**WHAT YOU HAVE TO DO**: Every line from the one with "Convert this screenshot" through the end of the records below should be restated word for word, and nothing outside that span.

Items from a figure collection:

>> Begin

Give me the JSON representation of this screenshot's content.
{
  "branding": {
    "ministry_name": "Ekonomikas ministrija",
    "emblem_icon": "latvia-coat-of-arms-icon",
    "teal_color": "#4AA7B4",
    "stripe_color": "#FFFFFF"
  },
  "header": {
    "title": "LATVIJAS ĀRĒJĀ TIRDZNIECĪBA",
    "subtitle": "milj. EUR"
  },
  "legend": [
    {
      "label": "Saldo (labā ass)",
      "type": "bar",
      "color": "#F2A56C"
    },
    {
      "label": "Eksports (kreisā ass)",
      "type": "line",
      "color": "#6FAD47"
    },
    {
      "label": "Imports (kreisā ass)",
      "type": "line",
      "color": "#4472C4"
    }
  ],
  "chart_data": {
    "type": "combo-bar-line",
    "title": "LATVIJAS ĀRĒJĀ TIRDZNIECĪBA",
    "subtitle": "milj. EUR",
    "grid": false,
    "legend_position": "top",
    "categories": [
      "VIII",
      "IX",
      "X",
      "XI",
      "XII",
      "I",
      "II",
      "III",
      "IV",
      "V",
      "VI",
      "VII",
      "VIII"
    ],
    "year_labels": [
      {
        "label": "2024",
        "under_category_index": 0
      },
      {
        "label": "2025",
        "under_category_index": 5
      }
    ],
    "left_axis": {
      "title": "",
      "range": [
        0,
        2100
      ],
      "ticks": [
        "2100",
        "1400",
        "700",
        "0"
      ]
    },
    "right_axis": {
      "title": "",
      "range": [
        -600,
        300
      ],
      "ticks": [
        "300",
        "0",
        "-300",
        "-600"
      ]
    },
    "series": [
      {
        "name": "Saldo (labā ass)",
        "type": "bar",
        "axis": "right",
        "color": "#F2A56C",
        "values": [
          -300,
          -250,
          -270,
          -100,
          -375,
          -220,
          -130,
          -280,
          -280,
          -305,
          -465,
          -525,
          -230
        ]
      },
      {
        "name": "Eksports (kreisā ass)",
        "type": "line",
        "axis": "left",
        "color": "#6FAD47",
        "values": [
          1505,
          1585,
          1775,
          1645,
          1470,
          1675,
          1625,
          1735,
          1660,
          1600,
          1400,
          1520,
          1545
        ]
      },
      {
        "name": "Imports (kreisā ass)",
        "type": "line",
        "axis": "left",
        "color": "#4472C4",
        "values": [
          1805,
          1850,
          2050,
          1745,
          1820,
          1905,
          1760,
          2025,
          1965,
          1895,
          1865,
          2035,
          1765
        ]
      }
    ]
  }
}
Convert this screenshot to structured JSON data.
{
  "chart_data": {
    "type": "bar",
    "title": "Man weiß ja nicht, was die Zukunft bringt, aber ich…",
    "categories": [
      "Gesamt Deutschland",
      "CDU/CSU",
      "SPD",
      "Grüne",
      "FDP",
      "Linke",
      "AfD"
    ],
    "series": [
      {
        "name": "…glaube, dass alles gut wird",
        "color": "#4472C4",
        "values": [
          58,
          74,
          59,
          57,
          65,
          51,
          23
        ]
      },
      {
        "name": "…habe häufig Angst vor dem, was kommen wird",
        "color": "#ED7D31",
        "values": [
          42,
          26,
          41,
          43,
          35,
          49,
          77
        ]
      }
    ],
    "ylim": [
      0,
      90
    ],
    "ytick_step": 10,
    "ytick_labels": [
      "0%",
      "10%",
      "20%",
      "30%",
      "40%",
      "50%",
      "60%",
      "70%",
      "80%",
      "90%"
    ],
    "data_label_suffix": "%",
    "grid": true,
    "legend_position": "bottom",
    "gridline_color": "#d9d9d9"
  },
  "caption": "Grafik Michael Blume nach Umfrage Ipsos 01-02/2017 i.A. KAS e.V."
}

>> End

**OUTPUT FOR THIS EXERCISE**:
Convert this screenshot to structured JSON data.
{
  "chart_data": {
    "type": "bar",
    "title": "Man weiß ja nicht, was die Zukunft bringt, aber ich…",
    "categories": [
      "Gesamt Deutschland",
      "CDU/CSU",
      "SPD",
      "Grüne",
      "FDP",
      "Linke",
      "AfD"
    ],
    "series": [
      {
        "name": "…glaube, dass alles gut wird",
        "color": "#4472C4",
        "values": [
          58,
          74,
          59,
          57,
          65,
          51,
          23
        ]
      },
      {
        "name": "…habe häufig Angst vor dem, was kommen wird",
        "color": "#ED7D31",
        "values": [
          42,
          26,
          41,
          43,
          35,
          49,
          77
        ]
      }
    ],
    "ylim": [
      0,
      90
    ],
    "ytick_step": 10,
    "ytick_labels": [
      "0%",
      "10%",
      "20%",
      "30%",
      "40%",
      "50%",
      "60%",
      "70%",
      "80%",
      "90%"
    ],
    "data_label_suffix": "%",
    "grid": true,
    "legend_position": "bottom",
    "gridline_color": "#d9d9d9"
  },
  "caption": "Grafik Michael Blume nach Umfrage Ipsos 01-02/2017 i.A. KAS e.V."
}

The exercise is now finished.